## Data excerpts
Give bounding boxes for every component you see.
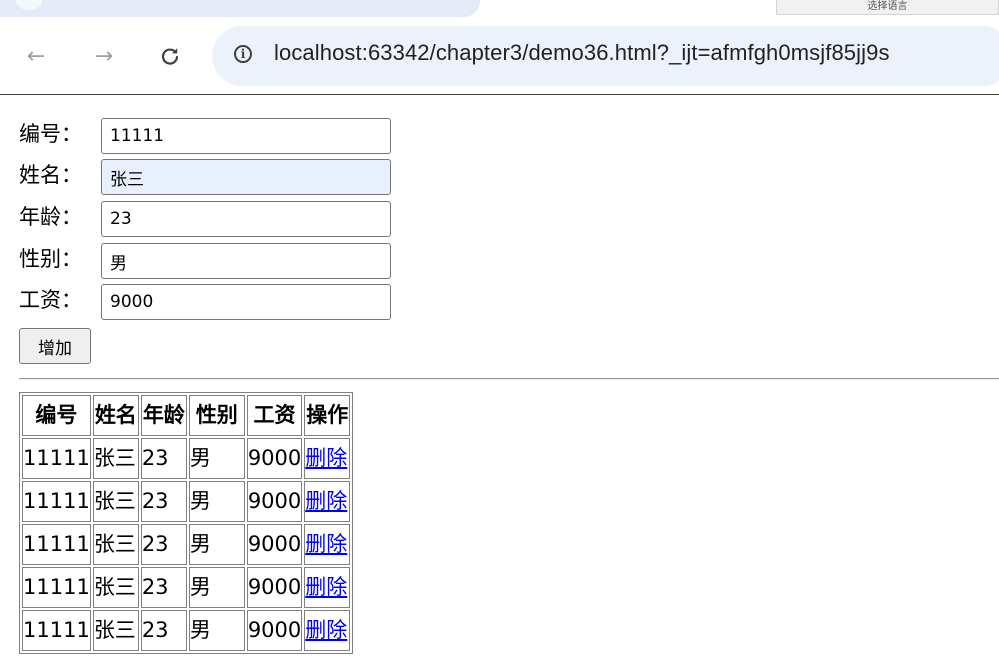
delete-link[interactable]: 删除	[305, 446, 347, 470]
tab-favicon	[16, 0, 42, 10]
cell-salary: 9000	[246, 481, 303, 522]
employee-table: 编号 姓名 年龄 性别 工资 操作 11111 张三 23 男 9000 删除 …	[19, 392, 354, 654]
cell-id: 11111	[22, 481, 91, 522]
cell-action: 删除	[304, 610, 351, 651]
info-icon[interactable]: i	[234, 45, 252, 63]
cell-name: 张三	[92, 481, 139, 522]
salary-label: 工资：	[19, 288, 82, 312]
cell-name: 张三	[92, 567, 139, 608]
name-input[interactable]	[101, 159, 391, 195]
table-row: 11111 张三 23 男 9000 删除	[22, 567, 351, 608]
cell-sex: 男	[188, 567, 245, 608]
delete-link[interactable]: 删除	[305, 532, 347, 556]
header-name: 姓名	[92, 395, 139, 436]
delete-link[interactable]: 删除	[305, 489, 347, 513]
delete-link[interactable]: 删除	[305, 575, 347, 599]
address-bar[interactable]: i localhost:63342/chapter3/demo36.html?_…	[212, 26, 999, 86]
url-text[interactable]: localhost:63342/chapter3/demo36.html?_ij…	[274, 40, 890, 66]
active-tab[interactable]	[0, 0, 480, 17]
cell-age: 23	[140, 567, 187, 608]
delete-link[interactable]: 删除	[305, 618, 347, 642]
cell-action: 删除	[304, 524, 351, 565]
header-id: 编号	[22, 395, 91, 436]
age-label: 年龄：	[19, 205, 82, 229]
arrow-left-icon: ←	[26, 43, 46, 69]
cell-age: 23	[140, 524, 187, 565]
browser-toolbar: ← → i localhost:63342/chapter3/demo36.ht…	[0, 18, 999, 95]
cell-sex: 男	[188, 438, 245, 479]
cell-id: 11111	[22, 567, 91, 608]
header-sex: 性别	[188, 395, 245, 436]
cell-age: 23	[140, 481, 187, 522]
table-header-row: 编号 姓名 年龄 性别 工资 操作	[22, 395, 351, 436]
arrow-right-icon: →	[94, 43, 114, 69]
cell-sex: 男	[188, 524, 245, 565]
id-input[interactable]	[101, 118, 391, 154]
age-input[interactable]	[101, 201, 391, 237]
table-row: 11111 张三 23 男 9000 删除	[22, 610, 351, 651]
reload-button[interactable]	[152, 38, 188, 74]
tab-strip: 选择语言	[0, 0, 999, 18]
cell-action: 删除	[304, 438, 351, 479]
salary-input[interactable]	[101, 284, 391, 320]
table-row: 11111 张三 23 男 9000 删除	[22, 524, 351, 565]
id-label: 编号：	[19, 122, 82, 146]
cell-id: 11111	[22, 610, 91, 651]
cell-age: 23	[140, 438, 187, 479]
translate-language-label: 选择语言	[867, 1, 908, 12]
cell-sex: 男	[188, 610, 245, 651]
divider	[19, 378, 999, 380]
cell-sex: 男	[188, 481, 245, 522]
name-label: 姓名：	[19, 163, 82, 187]
cell-id: 11111	[22, 524, 91, 565]
back-button[interactable]: ←	[18, 38, 54, 74]
header-salary: 工资	[246, 395, 303, 436]
sex-input[interactable]	[101, 243, 391, 279]
cell-salary: 9000	[246, 610, 303, 651]
forward-button[interactable]: →	[86, 38, 122, 74]
cell-age: 23	[140, 610, 187, 651]
cell-name: 张三	[92, 610, 139, 651]
cell-id: 11111	[22, 438, 91, 479]
cell-salary: 9000	[246, 524, 303, 565]
reload-icon	[161, 48, 179, 65]
header-age: 年龄	[140, 395, 187, 436]
table-row: 11111 张三 23 男 9000 删除	[22, 481, 351, 522]
sex-label: 性别：	[19, 247, 82, 271]
cell-name: 张三	[92, 524, 139, 565]
cell-name: 张三	[92, 438, 139, 479]
cell-action: 删除	[304, 481, 351, 522]
cell-action: 删除	[304, 567, 351, 608]
header-action: 操作	[304, 395, 351, 436]
cell-salary: 9000	[246, 438, 303, 479]
add-button[interactable]: 增加	[19, 328, 91, 364]
cell-salary: 9000	[246, 567, 303, 608]
translate-language-button[interactable]: 选择语言	[776, 0, 999, 15]
table-row: 11111 张三 23 男 9000 删除	[22, 438, 351, 479]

## Exercise
Copy the data above verbatim, from the line with "446, 347, 470]" to the line with "481, 91, 522]", both lines included.

## Exercise output
delete-link[interactable]: 删除	[305, 446, 347, 470]
tab-favicon	[16, 0, 42, 10]
cell-salary: 9000	[246, 481, 303, 522]
employee-table: 编号 姓名 年龄 性别 工资 操作 11111 张三 23 男 9000 删除 …	[19, 392, 354, 654]
cell-id: 11111	[22, 481, 91, 522]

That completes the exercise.